▸ Beklenen
Aşağıdaki karar metninde "Suçlar" başlığı altında sayılan suçların hepsini sıralayın.
==== Belge alıntısı ====
12. Ceza Dairesi 2019/3753 E. , 2020/4448 K.
"İçtihat Metni"Mahkemesi :Asliye Ceza Mahkemesi
Suçlar : Konut dokunulmazlığının ihlali, cinsel taciz, görüntü veya seslerin ifşa edilmesi suretiyle özel hayatın gizliliğini ihlal, şantaj, hakaret, tehdit
Hükümler : 1- Sanık hakkında mağdur ...’a yönelik konut dokunulmazlığının ihlali suçundan TCK’nın 116/1, 53/1-a-b-c-d-e maddeleri gereğince mahkumiyet
2- Sanık hakkında mağdur ...’ye yönelik cinsel taciz suçundan
TCK’nın 105/1, 53/1-a-b-c-d-e maddeleri gereğince mahkumiyet
3- Sanık hakkında mağdur ...’ye yönelik görüntü veya seslerin ifşa edilmesi suretiyle özel hayatın gizliliğini ihlal suçundan TCK’nın 134/2, 53/1-a-b-c-d-e maddeleri gereğince mahkumiyet
4- Sanık hakkında mağdur ... ile mağdur ...’ye yönelik şantaj suçundan TCK’nın 107/2. maddesi yollamasıyla aynı Kanunun 107/1, 43/1-2, 52/2, 53/1-a-b-c-d-e maddeleri gereğince mahkumiyet
5- Sanık hakkında mağdur ... ile mağdur ...’ye yönelik hakaret suçundan TCK’nın 125/2. maddesi yollamasıyla aynı Kanunun 125/1, 43/1-2, 53/1-a-b-c-d-e maddeleri gereğince mahkumiyet
6- Sanık hakkında mağdur ... ile mağdur ...’ye yönelik tehdit suçundan TCK’nın 106/1-1, 43/1-2, 53/1-a-b-c-d-e maddeleri gereğince mahkumiyet
Konut dokunulmazlığının ihlali, cinsel taciz, görüntü veya seslerin ifşa edilmesi suretiyle özel hayatın gizliliğini ihlal, şantaj, hakaret ve tehdit suçlarından sanığın mahkumiyetine ilişkin hükümler, sanık müdafii tarafından temyiz edilmekle, dosya incelenerek gereği düşünüldü:
A) Konut dokunulmazlığının ihlali ve cinsel taciz suçundan kurulan mahkumiyet hükümlerine yönelik temyiz isteminin incelenmesinde;
Cinsel taciz suçu ile ilgili olarak karar tarihinden sonra 28.06.2014 tarihli Resmi Gazetede yayımlanarak yürürlüğe giren Türk Ceza Kanunu ile Bazı Kanunlarda Değişiklik Yapılmasına Dair 6545 sayılı Kanun"un 61. maddesi ile yapılan değişikliklerin açıkça sanık aleyhine sonuç doğuracağı belirlenerek yapılan incelemede:
Mağdur ... ile tanışıp arkadaş olan ve adı geçen mağdurun diğer mağdur ...’la 16.10.2009 tarihinde evlenmesinden sonra da onunla olan arkadaşlığını devam ettiren sanık ...’in, mağdur ... ile cinsel ilişkiye girmek için geldiği mağdurların ortak konutunda, mağdur ...’ın konutta bulunmadığı esnada, mağdur ... ile cinsel ilişkiye girmesi, bir süre sonra mağdur ...’nin kendisinden ayrılmasını kabullenemeyip, iletişim kurma çabalarına olumlu yanıt alamadığı mağdur ...’ye, “Canım çok a... s...mek istedi karı da yok seni karşıma alıp bir güzel boşalayım, söz hemen silip atarım daha yazmam kararını ver hemen” biçiminde, cinsel amaçlı mesaj göndermesi nedeniyle sanığa yüklenen mağdur ...’a yönelik konut dokunulmazlığının ihlali ve mağdur ...’ye yönelik cinsel taciz suçlarının sübut bulduğuna dair yerel mahkemenin kabulünde dosya kapsamına göre bir isabetsizlik görülmemiştir.
==== Gösterilen bilgiler ====
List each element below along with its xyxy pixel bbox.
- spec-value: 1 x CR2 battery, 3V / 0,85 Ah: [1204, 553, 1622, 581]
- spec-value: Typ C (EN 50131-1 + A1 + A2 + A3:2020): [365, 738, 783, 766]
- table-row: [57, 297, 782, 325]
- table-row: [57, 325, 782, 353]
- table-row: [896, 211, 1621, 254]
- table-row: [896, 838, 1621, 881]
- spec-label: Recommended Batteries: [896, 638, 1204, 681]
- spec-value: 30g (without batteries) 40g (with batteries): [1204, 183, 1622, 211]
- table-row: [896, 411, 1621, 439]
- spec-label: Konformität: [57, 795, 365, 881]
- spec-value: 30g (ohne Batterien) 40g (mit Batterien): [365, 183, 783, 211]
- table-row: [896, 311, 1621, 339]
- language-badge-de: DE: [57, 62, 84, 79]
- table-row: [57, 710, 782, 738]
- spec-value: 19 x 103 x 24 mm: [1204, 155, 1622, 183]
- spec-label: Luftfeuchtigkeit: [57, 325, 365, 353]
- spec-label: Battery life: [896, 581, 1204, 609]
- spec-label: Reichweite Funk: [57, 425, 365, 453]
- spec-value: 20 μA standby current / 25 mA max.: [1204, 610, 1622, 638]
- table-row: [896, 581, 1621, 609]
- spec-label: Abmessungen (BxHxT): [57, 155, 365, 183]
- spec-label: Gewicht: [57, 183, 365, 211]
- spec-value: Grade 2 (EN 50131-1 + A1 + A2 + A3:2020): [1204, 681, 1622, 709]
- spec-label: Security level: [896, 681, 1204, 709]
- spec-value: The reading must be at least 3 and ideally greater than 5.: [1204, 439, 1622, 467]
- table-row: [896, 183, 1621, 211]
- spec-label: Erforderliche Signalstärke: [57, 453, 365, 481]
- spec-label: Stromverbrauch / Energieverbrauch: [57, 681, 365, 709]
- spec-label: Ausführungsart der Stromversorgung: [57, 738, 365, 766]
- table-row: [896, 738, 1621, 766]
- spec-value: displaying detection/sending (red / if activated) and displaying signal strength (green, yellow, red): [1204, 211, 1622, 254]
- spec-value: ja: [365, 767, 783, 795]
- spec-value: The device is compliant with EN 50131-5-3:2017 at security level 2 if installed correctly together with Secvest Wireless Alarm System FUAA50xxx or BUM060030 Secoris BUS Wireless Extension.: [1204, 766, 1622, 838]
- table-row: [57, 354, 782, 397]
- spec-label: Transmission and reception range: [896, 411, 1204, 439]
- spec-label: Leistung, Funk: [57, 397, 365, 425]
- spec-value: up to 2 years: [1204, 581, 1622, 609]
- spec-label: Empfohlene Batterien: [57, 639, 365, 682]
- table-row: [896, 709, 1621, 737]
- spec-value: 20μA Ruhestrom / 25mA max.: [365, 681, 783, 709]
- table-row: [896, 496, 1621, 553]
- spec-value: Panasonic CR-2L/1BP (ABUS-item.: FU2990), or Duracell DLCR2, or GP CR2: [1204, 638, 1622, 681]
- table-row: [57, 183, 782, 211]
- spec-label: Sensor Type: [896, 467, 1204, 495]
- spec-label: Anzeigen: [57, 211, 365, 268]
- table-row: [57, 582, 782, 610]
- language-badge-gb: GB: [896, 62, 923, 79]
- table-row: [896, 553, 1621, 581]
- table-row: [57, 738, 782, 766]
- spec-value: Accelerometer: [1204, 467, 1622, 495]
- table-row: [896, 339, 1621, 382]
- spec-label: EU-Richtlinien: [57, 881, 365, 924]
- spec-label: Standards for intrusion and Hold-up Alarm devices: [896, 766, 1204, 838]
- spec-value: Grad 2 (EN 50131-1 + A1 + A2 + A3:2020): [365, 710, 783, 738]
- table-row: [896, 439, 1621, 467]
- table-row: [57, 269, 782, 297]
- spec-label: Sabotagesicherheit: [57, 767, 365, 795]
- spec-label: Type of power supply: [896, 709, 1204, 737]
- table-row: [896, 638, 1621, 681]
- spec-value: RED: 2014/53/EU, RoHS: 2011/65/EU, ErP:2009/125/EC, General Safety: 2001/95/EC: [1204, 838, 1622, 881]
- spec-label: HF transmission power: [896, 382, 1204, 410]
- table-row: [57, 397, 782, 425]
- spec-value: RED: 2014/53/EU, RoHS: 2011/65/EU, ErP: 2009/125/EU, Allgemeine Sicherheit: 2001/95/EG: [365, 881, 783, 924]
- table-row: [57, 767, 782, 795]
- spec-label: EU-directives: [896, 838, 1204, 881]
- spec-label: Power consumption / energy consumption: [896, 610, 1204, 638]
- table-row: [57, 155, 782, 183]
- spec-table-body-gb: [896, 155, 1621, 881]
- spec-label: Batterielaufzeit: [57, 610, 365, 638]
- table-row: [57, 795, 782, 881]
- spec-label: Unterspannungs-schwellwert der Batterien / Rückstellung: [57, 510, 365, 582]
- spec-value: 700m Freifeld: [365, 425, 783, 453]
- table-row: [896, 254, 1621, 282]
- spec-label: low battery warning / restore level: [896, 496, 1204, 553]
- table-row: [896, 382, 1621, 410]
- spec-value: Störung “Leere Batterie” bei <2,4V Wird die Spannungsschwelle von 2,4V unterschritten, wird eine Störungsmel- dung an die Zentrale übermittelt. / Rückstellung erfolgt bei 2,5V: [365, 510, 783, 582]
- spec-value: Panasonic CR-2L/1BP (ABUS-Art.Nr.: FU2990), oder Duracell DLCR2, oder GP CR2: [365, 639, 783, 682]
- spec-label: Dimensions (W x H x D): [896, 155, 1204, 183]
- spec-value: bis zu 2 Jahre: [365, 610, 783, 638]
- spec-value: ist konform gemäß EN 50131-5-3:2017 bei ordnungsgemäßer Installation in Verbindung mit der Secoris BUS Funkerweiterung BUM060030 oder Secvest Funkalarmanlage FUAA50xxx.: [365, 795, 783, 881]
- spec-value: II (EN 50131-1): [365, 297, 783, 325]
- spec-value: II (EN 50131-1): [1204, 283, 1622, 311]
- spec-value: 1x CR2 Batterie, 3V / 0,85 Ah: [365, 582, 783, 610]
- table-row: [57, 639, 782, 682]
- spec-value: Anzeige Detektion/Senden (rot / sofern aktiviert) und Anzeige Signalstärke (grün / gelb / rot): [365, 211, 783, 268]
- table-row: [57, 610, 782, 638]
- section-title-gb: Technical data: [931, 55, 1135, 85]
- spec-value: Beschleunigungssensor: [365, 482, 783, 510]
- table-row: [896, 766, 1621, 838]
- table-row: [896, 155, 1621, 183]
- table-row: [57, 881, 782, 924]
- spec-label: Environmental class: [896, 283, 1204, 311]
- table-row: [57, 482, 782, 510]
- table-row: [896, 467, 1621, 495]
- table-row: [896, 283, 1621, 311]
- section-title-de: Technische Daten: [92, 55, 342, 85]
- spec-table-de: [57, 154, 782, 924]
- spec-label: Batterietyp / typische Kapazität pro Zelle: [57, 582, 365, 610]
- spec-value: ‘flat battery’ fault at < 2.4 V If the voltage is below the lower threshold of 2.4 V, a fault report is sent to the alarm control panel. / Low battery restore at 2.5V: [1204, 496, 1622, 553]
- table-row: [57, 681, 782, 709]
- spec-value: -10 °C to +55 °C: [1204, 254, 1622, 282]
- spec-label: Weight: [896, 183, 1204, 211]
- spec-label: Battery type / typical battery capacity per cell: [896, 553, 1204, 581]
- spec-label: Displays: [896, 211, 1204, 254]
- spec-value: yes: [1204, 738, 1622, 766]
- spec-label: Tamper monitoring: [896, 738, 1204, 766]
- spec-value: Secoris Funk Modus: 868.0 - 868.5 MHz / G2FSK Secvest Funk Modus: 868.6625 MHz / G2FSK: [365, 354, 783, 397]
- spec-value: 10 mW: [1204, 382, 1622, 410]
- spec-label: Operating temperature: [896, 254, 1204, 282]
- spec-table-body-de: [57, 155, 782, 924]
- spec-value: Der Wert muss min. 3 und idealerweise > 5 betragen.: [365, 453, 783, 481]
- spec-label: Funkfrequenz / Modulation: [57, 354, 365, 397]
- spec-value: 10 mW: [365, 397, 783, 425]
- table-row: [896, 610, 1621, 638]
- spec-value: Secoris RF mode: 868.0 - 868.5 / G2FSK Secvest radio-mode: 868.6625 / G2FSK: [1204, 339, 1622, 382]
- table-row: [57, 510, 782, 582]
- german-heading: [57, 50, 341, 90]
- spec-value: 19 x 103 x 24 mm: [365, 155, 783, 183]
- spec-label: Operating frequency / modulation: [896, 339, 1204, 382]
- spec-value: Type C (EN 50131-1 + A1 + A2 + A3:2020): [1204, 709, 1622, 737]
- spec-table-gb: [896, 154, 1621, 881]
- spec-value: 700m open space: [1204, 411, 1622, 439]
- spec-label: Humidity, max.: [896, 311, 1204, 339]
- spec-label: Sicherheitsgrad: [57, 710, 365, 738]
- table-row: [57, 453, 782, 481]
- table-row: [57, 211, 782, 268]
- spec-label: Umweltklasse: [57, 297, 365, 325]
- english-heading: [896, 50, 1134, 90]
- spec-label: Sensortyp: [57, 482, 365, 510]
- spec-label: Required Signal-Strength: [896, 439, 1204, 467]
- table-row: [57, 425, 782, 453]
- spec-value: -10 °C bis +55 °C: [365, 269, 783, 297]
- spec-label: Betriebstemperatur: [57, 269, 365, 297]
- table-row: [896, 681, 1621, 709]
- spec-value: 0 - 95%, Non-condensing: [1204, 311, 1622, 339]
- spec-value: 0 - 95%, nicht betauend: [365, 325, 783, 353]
====
▸ Görevin çözümü
- Konut dokunulmazlığının ihlali
- Cinsel taciz
- Görüntü veya seslerin ifşa edilmesi suretiyle özel hayatın gizliliğini ihlal
- Şantaj
- Hakaret
- Tehdit